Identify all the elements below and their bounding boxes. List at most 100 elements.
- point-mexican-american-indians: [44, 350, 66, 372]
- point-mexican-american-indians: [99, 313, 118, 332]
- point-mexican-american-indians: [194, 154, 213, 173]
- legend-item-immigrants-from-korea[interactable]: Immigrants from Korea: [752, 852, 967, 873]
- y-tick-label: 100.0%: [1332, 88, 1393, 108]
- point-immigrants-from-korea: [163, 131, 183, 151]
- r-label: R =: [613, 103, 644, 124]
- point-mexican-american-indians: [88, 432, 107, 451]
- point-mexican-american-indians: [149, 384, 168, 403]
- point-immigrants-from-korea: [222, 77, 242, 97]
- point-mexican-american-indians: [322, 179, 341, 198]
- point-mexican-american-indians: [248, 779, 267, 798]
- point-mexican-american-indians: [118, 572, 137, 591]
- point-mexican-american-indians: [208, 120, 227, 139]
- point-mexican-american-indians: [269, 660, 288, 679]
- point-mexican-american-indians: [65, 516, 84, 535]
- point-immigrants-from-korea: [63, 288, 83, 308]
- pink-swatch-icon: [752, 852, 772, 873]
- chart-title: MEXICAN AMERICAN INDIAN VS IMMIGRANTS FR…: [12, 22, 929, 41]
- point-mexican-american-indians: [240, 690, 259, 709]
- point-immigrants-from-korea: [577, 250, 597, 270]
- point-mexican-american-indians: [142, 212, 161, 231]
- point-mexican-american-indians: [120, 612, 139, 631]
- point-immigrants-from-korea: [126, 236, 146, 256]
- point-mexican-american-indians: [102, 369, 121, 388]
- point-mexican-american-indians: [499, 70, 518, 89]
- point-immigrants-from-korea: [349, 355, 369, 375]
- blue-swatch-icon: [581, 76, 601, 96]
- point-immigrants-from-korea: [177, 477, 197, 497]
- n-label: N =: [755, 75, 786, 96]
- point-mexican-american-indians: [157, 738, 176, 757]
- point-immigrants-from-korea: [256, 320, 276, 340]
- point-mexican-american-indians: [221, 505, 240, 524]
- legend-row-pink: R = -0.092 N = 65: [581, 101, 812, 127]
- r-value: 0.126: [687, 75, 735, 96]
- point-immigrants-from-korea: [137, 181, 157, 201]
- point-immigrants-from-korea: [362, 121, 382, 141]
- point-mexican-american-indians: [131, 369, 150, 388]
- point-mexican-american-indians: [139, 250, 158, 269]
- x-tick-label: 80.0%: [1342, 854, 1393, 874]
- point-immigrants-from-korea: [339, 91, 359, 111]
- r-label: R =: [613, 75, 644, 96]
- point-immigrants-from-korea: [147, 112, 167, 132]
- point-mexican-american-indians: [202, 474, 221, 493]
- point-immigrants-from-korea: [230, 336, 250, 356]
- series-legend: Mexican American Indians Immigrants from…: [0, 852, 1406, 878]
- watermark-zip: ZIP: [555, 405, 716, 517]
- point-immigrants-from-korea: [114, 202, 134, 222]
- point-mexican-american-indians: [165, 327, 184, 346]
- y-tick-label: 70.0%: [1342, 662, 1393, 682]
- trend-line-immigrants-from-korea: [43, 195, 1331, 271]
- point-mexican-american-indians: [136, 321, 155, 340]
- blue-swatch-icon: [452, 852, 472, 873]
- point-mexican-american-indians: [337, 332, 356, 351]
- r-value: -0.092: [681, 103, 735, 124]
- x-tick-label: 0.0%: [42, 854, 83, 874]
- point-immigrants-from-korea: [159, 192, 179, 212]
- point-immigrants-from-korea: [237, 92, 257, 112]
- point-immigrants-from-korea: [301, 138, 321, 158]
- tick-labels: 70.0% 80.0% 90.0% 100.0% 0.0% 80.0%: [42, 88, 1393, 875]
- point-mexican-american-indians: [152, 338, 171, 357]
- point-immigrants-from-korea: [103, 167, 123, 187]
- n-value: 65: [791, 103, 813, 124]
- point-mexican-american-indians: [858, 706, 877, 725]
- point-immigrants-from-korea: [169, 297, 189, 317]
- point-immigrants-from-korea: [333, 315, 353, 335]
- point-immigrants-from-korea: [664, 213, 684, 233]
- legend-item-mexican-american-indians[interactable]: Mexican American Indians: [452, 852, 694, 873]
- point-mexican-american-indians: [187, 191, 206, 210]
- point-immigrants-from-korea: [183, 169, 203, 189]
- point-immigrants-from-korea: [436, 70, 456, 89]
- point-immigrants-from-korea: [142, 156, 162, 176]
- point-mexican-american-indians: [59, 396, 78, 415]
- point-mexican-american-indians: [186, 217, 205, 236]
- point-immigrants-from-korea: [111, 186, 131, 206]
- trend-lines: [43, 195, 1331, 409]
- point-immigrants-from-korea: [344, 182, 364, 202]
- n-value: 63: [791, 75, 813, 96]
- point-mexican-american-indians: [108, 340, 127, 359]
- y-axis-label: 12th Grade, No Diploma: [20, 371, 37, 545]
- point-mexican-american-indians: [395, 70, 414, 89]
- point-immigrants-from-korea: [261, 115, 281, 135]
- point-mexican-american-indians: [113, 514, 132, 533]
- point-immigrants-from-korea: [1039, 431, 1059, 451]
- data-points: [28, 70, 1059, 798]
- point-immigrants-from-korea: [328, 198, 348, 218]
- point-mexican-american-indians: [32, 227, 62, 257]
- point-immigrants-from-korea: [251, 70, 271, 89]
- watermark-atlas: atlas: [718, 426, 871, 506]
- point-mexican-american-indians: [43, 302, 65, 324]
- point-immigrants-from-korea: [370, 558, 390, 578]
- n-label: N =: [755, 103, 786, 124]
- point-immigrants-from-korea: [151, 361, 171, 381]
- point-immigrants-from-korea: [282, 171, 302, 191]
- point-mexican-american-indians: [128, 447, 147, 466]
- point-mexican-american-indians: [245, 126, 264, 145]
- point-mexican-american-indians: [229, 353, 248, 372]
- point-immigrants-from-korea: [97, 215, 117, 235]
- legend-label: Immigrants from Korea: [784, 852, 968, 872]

→ **Requirements**: Render every line of the records above as a Markdown table with two columns, No. for the row number and Line for the line itself, leaving out any blank lines.

→ **Result for this exercise**:
| No. | Line |
|---|---|
| 1 | Identify all the elements below and their bounding boxes. List at most 100 elements. |
| 2 | - point-mexican-american-indians: [44, 350, 66, 372] |
| 3 | - point-mexican-american-indians: [99, 313, 118, 332] |
| 4 | - point-mexican-american-indians: [194, 154, 213, 173] |
| 5 | - legend-item-immigrants-from-korea[interactable]: Immigrants from Korea: [752, 852, 967, 873] |
| 6 | - y-tick-label: 100.0%: [1332, 88, 1393, 108] |
| 7 | - point-immigrants-from-korea: [163, 131, 183, 151] |
| 8 | - r-label: R =: [613, 103, 644, 124] |
| 9 | - point-mexican-american-indians: [88, 432, 107, 451] |
| 10 | - point-mexican-american-indians: [149, 384, 168, 403] |
| 11 | - point-immigrants-from-korea: [222, 77, 242, 97] |
| 12 | - point-mexican-american-indians: [322, 179, 341, 198] |
| 13 | - point-mexican-american-indians: [248, 779, 267, 798] |
| 14 | - point-mexican-american-indians: [118, 572, 137, 591] |
| 15 | - point-mexican-american-indians: [208, 120, 227, 139] |
| 16 | - point-mexican-american-indians: [269, 660, 288, 679] |
| 17 | - point-mexican-american-indians: [65, 516, 84, 535] |
| 18 | - point-immigrants-from-korea: [63, 288, 83, 308] |
| 19 | - pink-swatch-icon: [752, 852, 772, 873] |
| 20 | - chart-title: MEXICAN AMERICAN INDIAN VS IMMIGRANTS FR…: [12, 22, 929, 41] |
| 21 | - point-mexican-american-indians: [240, 690, 259, 709] |
| 22 | - point-immigrants-from-korea: [577, 250, 597, 270] |
| 23 | - point-mexican-american-indians: [142, 212, 161, 231] |
| 24 | - point-mexican-american-indians: [120, 612, 139, 631] |
| 25 | - point-immigrants-from-korea: [126, 236, 146, 256] |
| 26 | - point-mexican-american-indians: [102, 369, 121, 388] |
| 27 | - point-mexican-american-indians: [499, 70, 518, 89] |
| 28 | - point-immigrants-from-korea: [349, 355, 369, 375] |
| 29 | - blue-swatch-icon: [581, 76, 601, 96] |
| 30 | - point-immigrants-from-korea: [177, 477, 197, 497] |
| 31 | - n-label: N =: [755, 75, 786, 96] |
| 32 | - point-mexican-american-indians: [157, 738, 176, 757] |
| 33 | - point-immigrants-from-korea: [256, 320, 276, 340] |
| 34 | - point-mexican-american-indians: [221, 505, 240, 524] |
| 35 | - legend-row-pink: R = -0.092 N = 65: [581, 101, 812, 127] |
| 36 | - r-value: 0.126: [687, 75, 735, 96] |
| 37 | - point-immigrants-from-korea: [137, 181, 157, 201] |
| 38 | - point-immigrants-from-korea: [362, 121, 382, 141] |
| 39 | - point-mexican-american-indians: [131, 369, 150, 388] |
| 40 | - point-mexican-american-indians: [139, 250, 158, 269] |
| 41 | - x-tick-label: 80.0%: [1342, 854, 1393, 874] |
| 42 | - point-immigrants-from-korea: [339, 91, 359, 111] |
| 43 | - r-label: R =: [613, 75, 644, 96] |
| 44 | - point-immigrants-from-korea: [147, 112, 167, 132] |
| 45 | - point-mexican-american-indians: [202, 474, 221, 493] |
| 46 | - point-immigrants-from-korea: [230, 336, 250, 356] |
| 47 | - series-legend: Mexican American Indians Immigrants from…: [0, 852, 1406, 878] |
| 48 | - watermark-zip: ZIP: [555, 405, 716, 517] |
| 49 | - point-immigrants-from-korea: [114, 202, 134, 222] |
| 50 | - point-mexican-american-indians: [165, 327, 184, 346] |
| 51 | - y-tick-label: 70.0%: [1342, 662, 1393, 682] |
| 52 | - trend-line-immigrants-from-korea: [43, 195, 1331, 271] |
| 53 | - point-mexican-american-indians: [136, 321, 155, 340] |
| 54 | - blue-swatch-icon: [452, 852, 472, 873] |
| 55 | - point-mexican-american-indians: [337, 332, 356, 351] |
| 56 | - r-value: -0.092: [681, 103, 735, 124] |
| 57 | - x-tick-label: 0.0%: [42, 854, 83, 874] |
| 58 | - point-immigrants-from-korea: [159, 192, 179, 212] |
| 59 | - point-immigrants-from-korea: [237, 92, 257, 112] |
| 60 | - point-immigrants-from-korea: [301, 138, 321, 158] |
| 61 | - tick-labels: 70.0% 80.0% 90.0% 100.0% 0.0% 80.0%: [42, 88, 1393, 875] |
| 62 | - point-mexican-american-indians: [152, 338, 171, 357] |
| 63 | - point-immigrants-from-korea: [103, 167, 123, 187] |
| 64 | - n-value: 65: [791, 103, 813, 124] |
| 65 | - point-mexican-american-indians: [858, 706, 877, 725] |
| 66 | - point-immigrants-from-korea: [169, 297, 189, 317] |
| 67 | - point-immigrants-from-korea: [333, 315, 353, 335] |
| 68 | - point-immigrants-from-korea: [664, 213, 684, 233] |
| 69 | - legend-item-mexican-american-indians[interactable]: Mexican American Indians: [452, 852, 694, 873] |
| 70 | - point-mexican-american-indians: [187, 191, 206, 210] |
| 71 | - point-immigrants-from-korea: [183, 169, 203, 189] |
| 72 | - point-immigrants-from-korea: [436, 70, 456, 89] |
| 73 | - point-immigrants-from-korea: [142, 156, 162, 176] |
| 74 | - point-mexican-american-indians: [59, 396, 78, 415] |
| 75 | - point-mexican-american-indians: [186, 217, 205, 236] |
| 76 | - point-immigrants-from-korea: [111, 186, 131, 206] |
| 77 | - trend-lines: [43, 195, 1331, 409] |
| 78 | - point-immigrants-from-korea: [344, 182, 364, 202] |
| 79 | - n-value: 63: [791, 75, 813, 96] |
| 80 | - point-mexican-american-indians: [108, 340, 127, 359] |
| 81 | - y-axis-label: 12th Grade, No Diploma: [20, 371, 37, 545] |
| 82 | - point-mexican-american-indians: [395, 70, 414, 89] |
| 83 | - point-immigrants-from-korea: [261, 115, 281, 135] |
| 84 | - point-mexican-american-indians: [113, 514, 132, 533] |
| 85 | - point-immigrants-from-korea: [1039, 431, 1059, 451] |
| 86 | - data-points: [28, 70, 1059, 798] |
| 87 | - point-immigrants-from-korea: [328, 198, 348, 218] |
| 88 | - point-mexican-american-indians: [32, 227, 62, 257] |
| 89 | - point-immigrants-from-korea: [251, 70, 271, 89] |
| 90 | - watermark-atlas: atlas: [718, 426, 871, 506] |
| 91 | - point-mexican-american-indians: [43, 302, 65, 324] |
| 92 | - point-immigrants-from-korea: [370, 558, 390, 578] |
| 93 | - n-label: N =: [755, 103, 786, 124] |
| 94 | - point-immigrants-from-korea: [151, 361, 171, 381] |
| 95 | - point-immigrants-from-korea: [282, 171, 302, 191] |
| 96 | - point-mexican-american-indians: [128, 447, 147, 466] |
| 97 | - point-mexican-american-indians: [245, 126, 264, 145] |
| 98 | - point-mexican-american-indians: [229, 353, 248, 372] |
| 99 | - point-immigrants-from-korea: [97, 215, 117, 235] |
| 100 | - legend-label: Immigrants from Korea: [784, 852, 968, 872] |